-- Start of Provided data --

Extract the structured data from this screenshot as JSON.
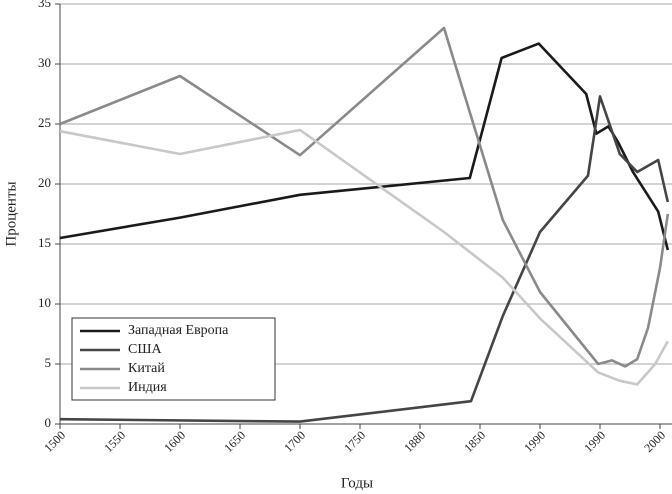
{
  "chart_data": {
    "type": "line",
    "x_label": "Годы",
    "y_label": "Проценты",
    "xlim": [
      0,
      10.2
    ],
    "ylim": [
      0,
      35
    ],
    "xticks": [
      {
        "value": 0,
        "label": "1500"
      },
      {
        "value": 1,
        "label": "1550"
      },
      {
        "value": 2,
        "label": "1600"
      },
      {
        "value": 3,
        "label": "1650"
      },
      {
        "value": 4,
        "label": "1700"
      },
      {
        "value": 5,
        "label": "1750"
      },
      {
        "value": 6,
        "label": "1880"
      },
      {
        "value": 7,
        "label": "1850"
      },
      {
        "value": 8,
        "label": "1990"
      },
      {
        "value": 9,
        "label": "1990"
      },
      {
        "value": 10,
        "label": "2000"
      }
    ],
    "yticks": [
      0,
      5,
      10,
      15,
      20,
      25,
      30,
      35
    ],
    "grid": true,
    "legend": "lower-left",
    "series": [
      {
        "name": "Западная Европа",
        "color": "#1a1a1a",
        "x": [
          0,
          2,
          4,
          6.83,
          7.36,
          7.98,
          8.77,
          8.94,
          9.14,
          9.3,
          9.55,
          9.97,
          10.13
        ],
        "values": [
          15.5,
          17.2,
          19.1,
          20.5,
          30.5,
          31.7,
          27.5,
          24.2,
          24.8,
          23.5,
          21,
          17.7,
          14.5
        ]
      },
      {
        "name": "США",
        "color": "#454545",
        "x": [
          0,
          4,
          6.85,
          7.38,
          8,
          8.8,
          9,
          9.33,
          9.62,
          9.97,
          10.13
        ],
        "values": [
          0.4,
          0.2,
          1.9,
          9,
          16,
          20.7,
          27.3,
          22.5,
          21,
          22,
          18.5
        ]
      },
      {
        "name": "Китай",
        "color": "#8a8a8a",
        "x": [
          0,
          2,
          4,
          6.4,
          7.38,
          8,
          8.97,
          9.2,
          9.42,
          9.62,
          9.8,
          10,
          10.13
        ],
        "values": [
          25,
          29,
          22.4,
          33,
          17,
          11,
          5,
          5.3,
          4.8,
          5.4,
          8,
          13,
          17.5
        ]
      },
      {
        "name": "Индия",
        "color": "#c8c8c8",
        "x": [
          0,
          2,
          4,
          6.4,
          7.38,
          8,
          8.97,
          9.33,
          9.62,
          9.92,
          10.13
        ],
        "values": [
          24.4,
          22.5,
          24.5,
          16,
          12.2,
          8.8,
          4.3,
          3.6,
          3.3,
          5,
          6.9
        ]
      }
    ]
  }
}
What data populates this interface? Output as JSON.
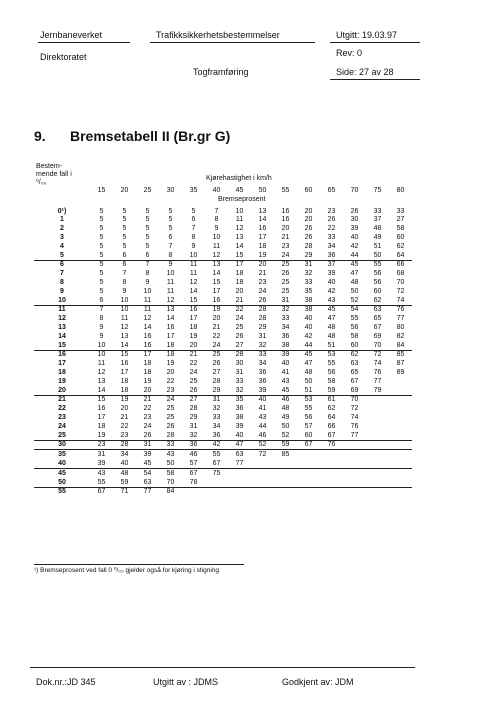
{
  "header": {
    "org": "Jernbaneverket",
    "dept": "Direktoratet",
    "doc_title": "Trafikksikkerhetsbestemmelser",
    "section": "Togframføring",
    "issued": "Utgitt: 19.03.97",
    "revision": "Rev: 0",
    "page": "Side: 27 av 28"
  },
  "section_number": "9.",
  "section_title": "Bremsetabell II (Br.gr G)",
  "table": {
    "row_header_line1": "Bestem-",
    "row_header_line2": "mende fall i",
    "row_header_line3": "⁰/₀₀",
    "speed_header": "Kjørehastighet i km/h",
    "speeds": [
      "15",
      "20",
      "25",
      "30",
      "35",
      "40",
      "45",
      "50",
      "55",
      "60",
      "65",
      "70",
      "75",
      "80"
    ],
    "brake_label": "Bremseprosent",
    "rows": [
      {
        "g": "0¹)",
        "v": [
          "5",
          "5",
          "5",
          "5",
          "5",
          "7",
          "10",
          "13",
          "16",
          "20",
          "23",
          "26",
          "33",
          "33"
        ]
      },
      {
        "g": "1",
        "v": [
          "5",
          "5",
          "5",
          "5",
          "6",
          "8",
          "11",
          "14",
          "16",
          "20",
          "26",
          "30",
          "37",
          "27"
        ]
      },
      {
        "g": "2",
        "v": [
          "5",
          "5",
          "5",
          "5",
          "7",
          "9",
          "12",
          "16",
          "20",
          "26",
          "22",
          "39",
          "48",
          "58"
        ]
      },
      {
        "g": "3",
        "v": [
          "5",
          "5",
          "5",
          "6",
          "8",
          "10",
          "13",
          "17",
          "21",
          "26",
          "33",
          "40",
          "49",
          "60"
        ]
      },
      {
        "g": "4",
        "v": [
          "5",
          "5",
          "5",
          "7",
          "9",
          "11",
          "14",
          "18",
          "23",
          "28",
          "34",
          "42",
          "51",
          "62"
        ]
      },
      {
        "g": "5",
        "v": [
          "5",
          "6",
          "6",
          "8",
          "10",
          "12",
          "15",
          "19",
          "24",
          "29",
          "36",
          "44",
          "50",
          "64"
        ]
      },
      {
        "g": "6",
        "v": [
          "5",
          "6",
          "7",
          "9",
          "11",
          "13",
          "17",
          "20",
          "25",
          "31",
          "37",
          "45",
          "55",
          "66"
        ]
      },
      {
        "g": "7",
        "v": [
          "5",
          "7",
          "8",
          "10",
          "11",
          "14",
          "18",
          "21",
          "26",
          "32",
          "39",
          "47",
          "56",
          "68"
        ]
      },
      {
        "g": "8",
        "v": [
          "5",
          "8",
          "9",
          "11",
          "12",
          "15",
          "18",
          "23",
          "25",
          "33",
          "40",
          "48",
          "56",
          "70"
        ]
      },
      {
        "g": "9",
        "v": [
          "5",
          "9",
          "10",
          "11",
          "14",
          "17",
          "20",
          "24",
          "25",
          "35",
          "42",
          "50",
          "60",
          "72"
        ]
      },
      {
        "g": "10",
        "v": [
          "6",
          "10",
          "11",
          "12",
          "15",
          "16",
          "21",
          "26",
          "31",
          "38",
          "43",
          "52",
          "62",
          "74"
        ]
      },
      {
        "g": "11",
        "v": [
          "7",
          "10",
          "11",
          "13",
          "16",
          "19",
          "22",
          "28",
          "32",
          "38",
          "45",
          "54",
          "63",
          "76"
        ]
      },
      {
        "g": "12",
        "v": [
          "8",
          "11",
          "12",
          "14",
          "17",
          "20",
          "24",
          "28",
          "33",
          "40",
          "47",
          "55",
          "65",
          "77"
        ]
      },
      {
        "g": "13",
        "v": [
          "9",
          "12",
          "14",
          "16",
          "18",
          "21",
          "25",
          "29",
          "34",
          "40",
          "48",
          "56",
          "67",
          "80"
        ]
      },
      {
        "g": "14",
        "v": [
          "9",
          "13",
          "16",
          "17",
          "19",
          "22",
          "26",
          "31",
          "36",
          "42",
          "48",
          "58",
          "69",
          "82"
        ]
      },
      {
        "g": "15",
        "v": [
          "10",
          "14",
          "16",
          "18",
          "20",
          "24",
          "27",
          "32",
          "38",
          "44",
          "51",
          "60",
          "70",
          "84"
        ]
      },
      {
        "g": "16",
        "v": [
          "10",
          "15",
          "17",
          "18",
          "21",
          "25",
          "28",
          "33",
          "39",
          "45",
          "53",
          "62",
          "72",
          "85"
        ]
      },
      {
        "g": "17",
        "v": [
          "11",
          "16",
          "18",
          "19",
          "22",
          "26",
          "30",
          "34",
          "40",
          "47",
          "55",
          "63",
          "74",
          "87"
        ]
      },
      {
        "g": "18",
        "v": [
          "12",
          "17",
          "18",
          "20",
          "24",
          "27",
          "31",
          "36",
          "41",
          "48",
          "56",
          "65",
          "76",
          "89"
        ]
      },
      {
        "g": "19",
        "v": [
          "13",
          "18",
          "19",
          "22",
          "25",
          "28",
          "33",
          "36",
          "43",
          "50",
          "58",
          "67",
          "77",
          ""
        ]
      },
      {
        "g": "20",
        "v": [
          "14",
          "18",
          "20",
          "23",
          "26",
          "29",
          "32",
          "39",
          "45",
          "51",
          "59",
          "69",
          "79",
          ""
        ]
      },
      {
        "g": "21",
        "v": [
          "15",
          "19",
          "21",
          "24",
          "27",
          "31",
          "35",
          "40",
          "46",
          "53",
          "61",
          "70",
          "",
          ""
        ]
      },
      {
        "g": "22",
        "v": [
          "16",
          "20",
          "22",
          "25",
          "28",
          "32",
          "36",
          "41",
          "48",
          "55",
          "62",
          "72",
          "",
          ""
        ]
      },
      {
        "g": "23",
        "v": [
          "17",
          "21",
          "23",
          "25",
          "29",
          "33",
          "38",
          "43",
          "49",
          "56",
          "64",
          "74",
          "",
          ""
        ]
      },
      {
        "g": "24",
        "v": [
          "18",
          "22",
          "24",
          "26",
          "31",
          "34",
          "39",
          "44",
          "50",
          "57",
          "66",
          "76",
          "",
          ""
        ]
      },
      {
        "g": "25",
        "v": [
          "19",
          "23",
          "26",
          "28",
          "32",
          "36",
          "40",
          "46",
          "52",
          "60",
          "67",
          "77",
          "",
          ""
        ]
      },
      {
        "g": "30",
        "v": [
          "23",
          "28",
          "31",
          "33",
          "36",
          "42",
          "47",
          "52",
          "59",
          "67",
          "76",
          "",
          "",
          ""
        ]
      },
      {
        "g": "35",
        "v": [
          "31",
          "34",
          "39",
          "43",
          "46",
          "55",
          "63",
          "72",
          "85",
          "",
          "",
          "",
          "",
          ""
        ]
      },
      {
        "g": "40",
        "v": [
          "39",
          "40",
          "45",
          "50",
          "57",
          "67",
          "77",
          "",
          "",
          "",
          "",
          "",
          "",
          ""
        ]
      },
      {
        "g": "45",
        "v": [
          "43",
          "48",
          "54",
          "58",
          "67",
          "75",
          "",
          "",
          "",
          "",
          "",
          "",
          "",
          ""
        ]
      },
      {
        "g": "50",
        "v": [
          "55",
          "59",
          "63",
          "70",
          "78",
          "",
          "",
          "",
          "",
          "",
          "",
          "",
          "",
          ""
        ]
      },
      {
        "g": "55",
        "v": [
          "67",
          "71",
          "77",
          "84",
          "",
          "",
          "",
          "",
          "",
          "",
          "",
          "",
          "",
          ""
        ]
      }
    ],
    "group_starts": [
      "6",
      "11",
      "16",
      "21",
      "26",
      "30",
      "35",
      "45",
      "55"
    ],
    "footnote": "¹) Bremseprosent ved fall 0 ⁰/₀₀ gjelder også for kjøring i stigning"
  },
  "footer": {
    "doc_no": "Dok.nr.:JD 345",
    "issued_by": "Utgitt av : JDMS",
    "approved_by": "Godkjent av: JDM"
  }
}
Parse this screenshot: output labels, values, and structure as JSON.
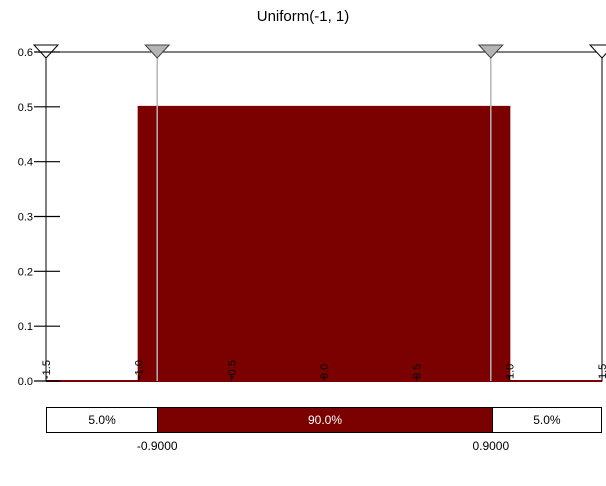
{
  "chart_data": {
    "type": "area",
    "title": "Uniform(-1, 1)",
    "distribution": {
      "name": "Uniform",
      "min": -1,
      "max": 1
    },
    "density": {
      "x": [
        -1.5,
        -1.0,
        -1.0,
        1.0,
        1.0,
        1.5
      ],
      "y": [
        0,
        0,
        0.5,
        0.5,
        0,
        0
      ]
    },
    "xlim": [
      -1.5,
      1.5
    ],
    "ylim": [
      0,
      0.6
    ],
    "x_ticks": [
      "-1.5",
      "-1.0",
      "-0.5",
      "0.0",
      "0.5",
      "1.0",
      "1.5"
    ],
    "y_ticks": [
      "0.0",
      "0.1",
      "0.2",
      "0.3",
      "0.4",
      "0.5",
      "0.6"
    ],
    "x_tick_values": [
      -1.5,
      -1.0,
      -0.5,
      0.0,
      0.5,
      1.0,
      1.5
    ],
    "y_tick_values": [
      0,
      0.1,
      0.2,
      0.3,
      0.4,
      0.5,
      0.6
    ],
    "markers": [
      -0.9,
      0.9
    ],
    "fill_color": "#7b0000",
    "line_color": "#7b0000",
    "marker_color": "#b4b4b4"
  },
  "probability_bar": {
    "left_pct": "5.0%",
    "middle_pct": "90.0%",
    "right_pct": "5.0%",
    "left_fraction": 0.05,
    "middle_fraction": 0.9,
    "right_fraction": 0.05,
    "left_cutoff": "-0.9000",
    "right_cutoff": "0.9000"
  }
}
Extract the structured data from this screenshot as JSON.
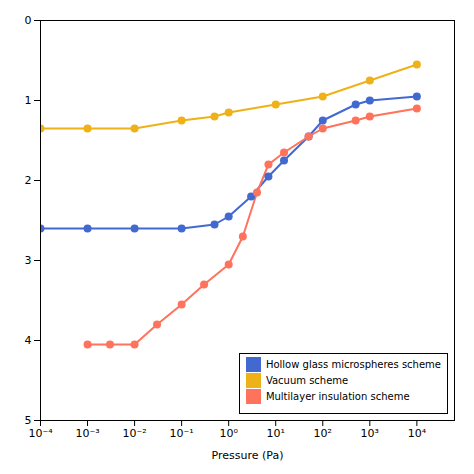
{
  "chart_data": {
    "type": "line",
    "title": "",
    "xlabel": "Pressure (Pa)",
    "ylabel": "",
    "log": "x",
    "marker": "circle",
    "legend": "lower right",
    "xlim": [
      0.0001,
      63095.73444801943
    ],
    "xticks": [
      {
        "value": 0.0001,
        "label": "10⁻⁴"
      },
      {
        "value": 0.001,
        "label": "10⁻³"
      },
      {
        "value": 0.01,
        "label": "10⁻²"
      },
      {
        "value": 0.1,
        "label": "10⁻¹"
      },
      {
        "value": 1,
        "label": "10⁰"
      },
      {
        "value": 10,
        "label": "10¹"
      },
      {
        "value": 100,
        "label": "10²"
      },
      {
        "value": 1000,
        "label": "10³"
      },
      {
        "value": 10000,
        "label": "10⁴"
      }
    ],
    "ylim": [
      5,
      0
    ],
    "yticks": [
      0,
      1,
      2,
      3,
      4,
      5
    ],
    "series": [
      {
        "name": "Hollow glass microspheres scheme",
        "x": [
          0.0001,
          0.001,
          0.01,
          0.1,
          0.5,
          1,
          3,
          7,
          15,
          50,
          100,
          500,
          1000,
          10000
        ],
        "values": [
          2.6,
          2.6,
          2.6,
          2.6,
          2.55,
          2.45,
          2.2,
          1.95,
          1.75,
          1.45,
          1.25,
          1.05,
          1.0,
          0.95
        ]
      },
      {
        "name": "Vacuum scheme",
        "x": [
          0.0001,
          0.001,
          0.01,
          0.1,
          0.5,
          1,
          10,
          100,
          1000,
          10000
        ],
        "values": [
          1.35,
          1.35,
          1.35,
          1.25,
          1.2,
          1.15,
          1.05,
          0.95,
          0.75,
          0.55
        ]
      },
      {
        "name": "Multilayer insulation scheme",
        "x": [
          0.001,
          0.003,
          0.01,
          0.03,
          0.1,
          0.3,
          1,
          2,
          4,
          7,
          15,
          50,
          100,
          500,
          1000,
          10000
        ],
        "values": [
          4.05,
          4.05,
          4.05,
          3.8,
          3.55,
          3.3,
          3.05,
          2.7,
          2.15,
          1.8,
          1.65,
          1.45,
          1.35,
          1.25,
          1.2,
          1.1
        ]
      }
    ]
  }
}
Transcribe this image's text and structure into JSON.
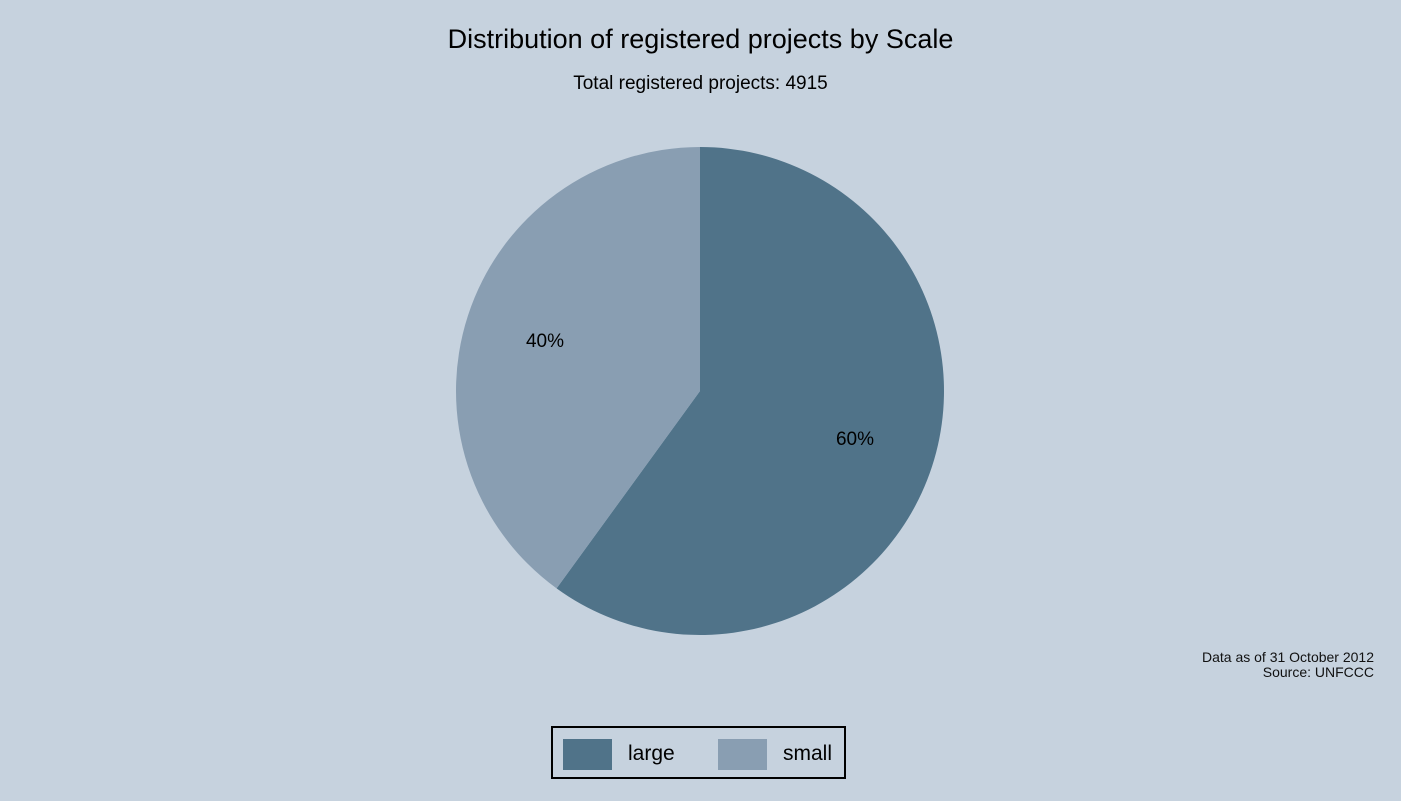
{
  "title": "Distribution of registered projects by Scale",
  "subtitle": "Total registered projects: 4915",
  "note": {
    "line1": "Data as of 31 October 2012",
    "line2": "Source: UNFCCC"
  },
  "colors": {
    "background": "#c6d2de",
    "large": "#507389",
    "small": "#899eb2"
  },
  "slices": [
    {
      "label": "large",
      "pct_label": "60%",
      "color": "#507389"
    },
    {
      "label": "small",
      "pct_label": "40%",
      "color": "#899eb2"
    }
  ],
  "legend": {
    "items": [
      {
        "label": "large",
        "color": "#507389"
      },
      {
        "label": "small",
        "color": "#899eb2"
      }
    ]
  },
  "chart_data": {
    "type": "pie",
    "title": "Distribution of registered projects by Scale",
    "subtitle": "Total registered projects: 4915",
    "categories": [
      "large",
      "small"
    ],
    "values": [
      60,
      40
    ],
    "value_labels": [
      "60%",
      "40%"
    ],
    "total": 4915,
    "legend": {
      "position": "bottom",
      "entries": [
        "large",
        "small"
      ]
    },
    "annotations": [
      "Data as of 31 October 2012",
      "Source: UNFCCC"
    ]
  }
}
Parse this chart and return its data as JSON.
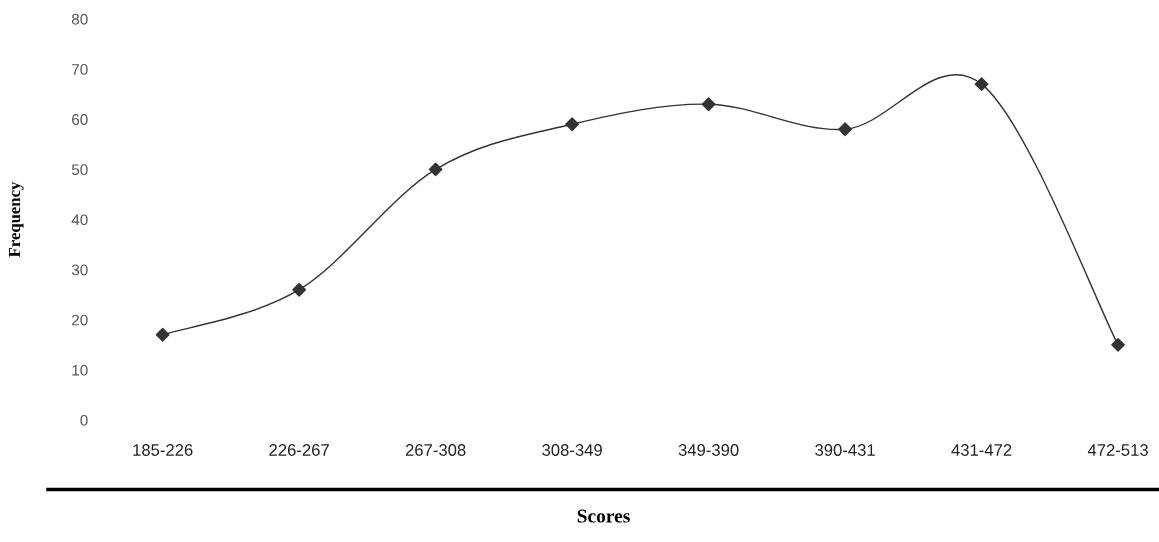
{
  "chart_data": {
    "type": "line",
    "xlabel": "Scores",
    "ylabel": "Frequency",
    "categories": [
      "185-226",
      "226-267",
      "267-308",
      "308-349",
      "349-390",
      "390-431",
      "431-472",
      "472-513"
    ],
    "series": [
      {
        "color": "#333333",
        "values": [
          17,
          26,
          50,
          59,
          63,
          58,
          67,
          15
        ]
      }
    ],
    "ylim": [
      0,
      80
    ],
    "yticks": [
      0,
      10,
      20,
      30,
      40,
      50,
      60,
      70,
      80
    ],
    "marker": "diamond"
  }
}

-- End of Provided data --

Objective: Pull out every line containing "lower".

Result:
    "legend": "lower-left",
    "legend": "lower right",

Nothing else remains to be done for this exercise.